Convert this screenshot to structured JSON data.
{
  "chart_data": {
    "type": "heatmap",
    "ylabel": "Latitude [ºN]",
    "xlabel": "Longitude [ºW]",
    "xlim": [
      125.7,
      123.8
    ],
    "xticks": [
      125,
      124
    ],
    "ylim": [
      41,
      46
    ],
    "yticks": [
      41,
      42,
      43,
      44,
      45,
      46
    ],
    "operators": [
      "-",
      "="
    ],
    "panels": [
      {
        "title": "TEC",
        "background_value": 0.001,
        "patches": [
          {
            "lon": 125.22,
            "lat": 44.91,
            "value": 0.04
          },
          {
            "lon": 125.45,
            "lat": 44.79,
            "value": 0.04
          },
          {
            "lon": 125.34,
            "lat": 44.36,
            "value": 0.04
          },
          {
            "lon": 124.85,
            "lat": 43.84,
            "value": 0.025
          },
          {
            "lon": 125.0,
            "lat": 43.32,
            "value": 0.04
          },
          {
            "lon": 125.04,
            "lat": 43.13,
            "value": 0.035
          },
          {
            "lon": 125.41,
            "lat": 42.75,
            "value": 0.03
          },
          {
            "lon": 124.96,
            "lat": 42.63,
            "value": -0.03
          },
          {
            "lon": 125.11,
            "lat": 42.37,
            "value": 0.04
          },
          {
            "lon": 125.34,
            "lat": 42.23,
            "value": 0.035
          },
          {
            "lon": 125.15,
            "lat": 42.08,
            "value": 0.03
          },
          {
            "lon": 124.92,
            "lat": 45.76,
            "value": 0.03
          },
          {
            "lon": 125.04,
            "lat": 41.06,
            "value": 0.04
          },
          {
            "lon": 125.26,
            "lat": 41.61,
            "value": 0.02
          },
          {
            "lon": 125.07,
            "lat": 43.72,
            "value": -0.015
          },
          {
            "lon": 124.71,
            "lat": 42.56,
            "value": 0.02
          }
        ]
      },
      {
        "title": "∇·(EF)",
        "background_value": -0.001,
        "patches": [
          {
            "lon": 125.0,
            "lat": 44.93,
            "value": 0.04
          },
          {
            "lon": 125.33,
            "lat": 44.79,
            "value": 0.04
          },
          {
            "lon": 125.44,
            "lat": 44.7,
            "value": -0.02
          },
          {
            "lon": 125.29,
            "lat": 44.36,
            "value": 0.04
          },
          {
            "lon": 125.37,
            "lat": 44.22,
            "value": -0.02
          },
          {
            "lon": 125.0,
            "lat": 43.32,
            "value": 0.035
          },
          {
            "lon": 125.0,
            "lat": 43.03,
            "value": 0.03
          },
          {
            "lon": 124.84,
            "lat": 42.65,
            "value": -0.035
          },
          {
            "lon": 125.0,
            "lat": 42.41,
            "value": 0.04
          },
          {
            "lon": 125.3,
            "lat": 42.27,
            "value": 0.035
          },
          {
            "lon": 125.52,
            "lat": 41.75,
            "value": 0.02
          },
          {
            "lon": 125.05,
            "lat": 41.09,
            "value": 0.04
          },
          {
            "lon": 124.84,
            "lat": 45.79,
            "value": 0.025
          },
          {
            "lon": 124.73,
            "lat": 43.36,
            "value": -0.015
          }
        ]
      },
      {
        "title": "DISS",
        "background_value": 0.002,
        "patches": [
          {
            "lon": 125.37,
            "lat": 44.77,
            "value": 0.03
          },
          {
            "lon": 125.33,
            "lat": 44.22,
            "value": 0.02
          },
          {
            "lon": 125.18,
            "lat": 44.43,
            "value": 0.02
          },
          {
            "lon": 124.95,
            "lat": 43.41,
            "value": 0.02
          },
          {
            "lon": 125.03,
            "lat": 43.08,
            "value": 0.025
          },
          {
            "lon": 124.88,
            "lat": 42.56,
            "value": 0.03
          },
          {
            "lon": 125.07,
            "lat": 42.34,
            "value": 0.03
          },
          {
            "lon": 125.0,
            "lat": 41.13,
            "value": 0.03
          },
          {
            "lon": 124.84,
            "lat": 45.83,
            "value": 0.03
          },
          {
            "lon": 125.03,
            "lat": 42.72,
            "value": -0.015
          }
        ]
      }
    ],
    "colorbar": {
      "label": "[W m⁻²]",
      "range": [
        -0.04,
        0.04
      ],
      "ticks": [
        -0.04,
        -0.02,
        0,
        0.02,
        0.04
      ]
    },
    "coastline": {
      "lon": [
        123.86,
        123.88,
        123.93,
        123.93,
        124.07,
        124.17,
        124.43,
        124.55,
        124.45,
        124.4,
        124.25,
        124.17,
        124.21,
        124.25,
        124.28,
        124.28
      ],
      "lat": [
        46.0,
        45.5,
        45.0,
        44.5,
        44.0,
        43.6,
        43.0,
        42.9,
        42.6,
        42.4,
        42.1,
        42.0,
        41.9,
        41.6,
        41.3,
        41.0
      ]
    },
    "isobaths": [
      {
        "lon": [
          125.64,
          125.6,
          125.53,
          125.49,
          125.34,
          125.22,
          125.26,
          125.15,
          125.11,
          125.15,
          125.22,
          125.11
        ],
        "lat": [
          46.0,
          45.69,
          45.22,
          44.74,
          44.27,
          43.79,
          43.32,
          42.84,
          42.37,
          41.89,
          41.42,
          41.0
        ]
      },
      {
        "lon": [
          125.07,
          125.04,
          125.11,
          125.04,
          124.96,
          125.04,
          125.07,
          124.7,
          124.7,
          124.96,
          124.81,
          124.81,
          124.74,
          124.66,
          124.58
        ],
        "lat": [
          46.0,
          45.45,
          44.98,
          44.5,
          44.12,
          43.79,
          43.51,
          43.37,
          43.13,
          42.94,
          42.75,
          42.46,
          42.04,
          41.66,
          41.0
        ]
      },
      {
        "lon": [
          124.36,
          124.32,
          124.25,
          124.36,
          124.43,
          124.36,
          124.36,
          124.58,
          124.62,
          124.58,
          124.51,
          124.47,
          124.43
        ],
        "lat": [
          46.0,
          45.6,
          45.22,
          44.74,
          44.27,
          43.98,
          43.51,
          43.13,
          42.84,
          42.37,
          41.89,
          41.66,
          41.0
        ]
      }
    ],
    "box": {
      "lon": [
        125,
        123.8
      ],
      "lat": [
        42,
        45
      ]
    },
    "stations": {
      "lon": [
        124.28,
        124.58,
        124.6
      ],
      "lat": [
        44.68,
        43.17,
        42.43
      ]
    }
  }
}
——
WHAT THE EXERCISE ASKS:
Reproduce the complete data exactly as presented above.

WRITTEN SOLUTION:
Convert this screenshot to structured JSON data.
{
  "chart_data": {
    "type": "heatmap",
    "ylabel": "Latitude [ºN]",
    "xlabel": "Longitude [ºW]",
    "xlim": [
      125.7,
      123.8
    ],
    "xticks": [
      125,
      124
    ],
    "ylim": [
      41,
      46
    ],
    "yticks": [
      41,
      42,
      43,
      44,
      45,
      46
    ],
    "operators": [
      "-",
      "="
    ],
    "panels": [
      {
        "title": "TEC",
        "background_value": 0.001,
        "patches": [
          {
            "lon": 125.22,
            "lat": 44.91,
            "value": 0.04
          },
          {
            "lon": 125.45,
            "lat": 44.79,
            "value": 0.04
          },
          {
            "lon": 125.34,
            "lat": 44.36,
            "value": 0.04
          },
          {
            "lon": 124.85,
            "lat": 43.84,
            "value": 0.025
          },
          {
            "lon": 125.0,
            "lat": 43.32,
            "value": 0.04
          },
          {
            "lon": 125.04,
            "lat": 43.13,
            "value": 0.035
          },
          {
            "lon": 125.41,
            "lat": 42.75,
            "value": 0.03
          },
          {
            "lon": 124.96,
            "lat": 42.63,
            "value": -0.03
          },
          {
            "lon": 125.11,
            "lat": 42.37,
            "value": 0.04
          },
          {
            "lon": 125.34,
            "lat": 42.23,
            "value": 0.035
          },
          {
            "lon": 125.15,
            "lat": 42.08,
            "value": 0.03
          },
          {
            "lon": 124.92,
            "lat": 45.76,
            "value": 0.03
          },
          {
            "lon": 125.04,
            "lat": 41.06,
            "value": 0.04
          },
          {
            "lon": 125.26,
            "lat": 41.61,
            "value": 0.02
          },
          {
            "lon": 125.07,
            "lat": 43.72,
            "value": -0.015
          },
          {
            "lon": 124.71,
            "lat": 42.56,
            "value": 0.02
          }
        ]
      },
      {
        "title": "∇·(EF)",
        "background_value": -0.001,
        "patches": [
          {
            "lon": 125.0,
            "lat": 44.93,
            "value": 0.04
          },
          {
            "lon": 125.33,
            "lat": 44.79,
            "value": 0.04
          },
          {
            "lon": 125.44,
            "lat": 44.7,
            "value": -0.02
          },
          {
            "lon": 125.29,
            "lat": 44.36,
            "value": 0.04
          },
          {
            "lon": 125.37,
            "lat": 44.22,
            "value": -0.02
          },
          {
            "lon": 125.0,
            "lat": 43.32,
            "value": 0.035
          },
          {
            "lon": 125.0,
            "lat": 43.03,
            "value": 0.03
          },
          {
            "lon": 124.84,
            "lat": 42.65,
            "value": -0.035
          },
          {
            "lon": 125.0,
            "lat": 42.41,
            "value": 0.04
          },
          {
            "lon": 125.3,
            "lat": 42.27,
            "value": 0.035
          },
          {
            "lon": 125.52,
            "lat": 41.75,
            "value": 0.02
          },
          {
            "lon": 125.05,
            "lat": 41.09,
            "value": 0.04
          },
          {
            "lon": 124.84,
            "lat": 45.79,
            "value": 0.025
          },
          {
            "lon": 124.73,
            "lat": 43.36,
            "value": -0.015
          }
        ]
      },
      {
        "title": "DISS",
        "background_value": 0.002,
        "patches": [
          {
            "lon": 125.37,
            "lat": 44.77,
            "value": 0.03
          },
          {
            "lon": 125.33,
            "lat": 44.22,
            "value": 0.02
          },
          {
            "lon": 125.18,
            "lat": 44.43,
            "value": 0.02
          },
          {
            "lon": 124.95,
            "lat": 43.41,
            "value": 0.02
          },
          {
            "lon": 125.03,
            "lat": 43.08,
            "value": 0.025
          },
          {
            "lon": 124.88,
            "lat": 42.56,
            "value": 0.03
          },
          {
            "lon": 125.07,
            "lat": 42.34,
            "value": 0.03
          },
          {
            "lon": 125.0,
            "lat": 41.13,
            "value": 0.03
          },
          {
            "lon": 124.84,
            "lat": 45.83,
            "value": 0.03
          },
          {
            "lon": 125.03,
            "lat": 42.72,
            "value": -0.015
          }
        ]
      }
    ],
    "colorbar": {
      "label": "[W m⁻²]",
      "range": [
        -0.04,
        0.04
      ],
      "ticks": [
        -0.04,
        -0.02,
        0,
        0.02,
        0.04
      ]
    },
    "coastline": {
      "lon": [
        123.86,
        123.88,
        123.93,
        123.93,
        124.07,
        124.17,
        124.43,
        124.55,
        124.45,
        124.4,
        124.25,
        124.17,
        124.21,
        124.25,
        124.28,
        124.28
      ],
      "lat": [
        46.0,
        45.5,
        45.0,
        44.5,
        44.0,
        43.6,
        43.0,
        42.9,
        42.6,
        42.4,
        42.1,
        42.0,
        41.9,
        41.6,
        41.3,
        41.0
      ]
    },
    "isobaths": [
      {
        "lon": [
          125.64,
          125.6,
          125.53,
          125.49,
          125.34,
          125.22,
          125.26,
          125.15,
          125.11,
          125.15,
          125.22,
          125.11
        ],
        "lat": [
          46.0,
          45.69,
          45.22,
          44.74,
          44.27,
          43.79,
          43.32,
          42.84,
          42.37,
          41.89,
          41.42,
          41.0
        ]
      },
      {
        "lon": [
          125.07,
          125.04,
          125.11,
          125.04,
          124.96,
          125.04,
          125.07,
          124.7,
          124.7,
          124.96,
          124.81,
          124.81,
          124.74,
          124.66,
          124.58
        ],
        "lat": [
          46.0,
          45.45,
          44.98,
          44.5,
          44.12,
          43.79,
          43.51,
          43.37,
          43.13,
          42.94,
          42.75,
          42.46,
          42.04,
          41.66,
          41.0
        ]
      },
      {
        "lon": [
          124.36,
          124.32,
          124.25,
          124.36,
          124.43,
          124.36,
          124.36,
          124.58,
          124.62,
          124.58,
          124.51,
          124.47,
          124.43
        ],
        "lat": [
          46.0,
          45.6,
          45.22,
          44.74,
          44.27,
          43.98,
          43.51,
          43.13,
          42.84,
          42.37,
          41.89,
          41.66,
          41.0
        ]
      }
    ],
    "box": {
      "lon": [
        125,
        123.8
      ],
      "lat": [
        42,
        45
      ]
    },
    "stations": {
      "lon": [
        124.28,
        124.58,
        124.6
      ],
      "lat": [
        44.68,
        43.17,
        42.43
      ]
    }
  }
}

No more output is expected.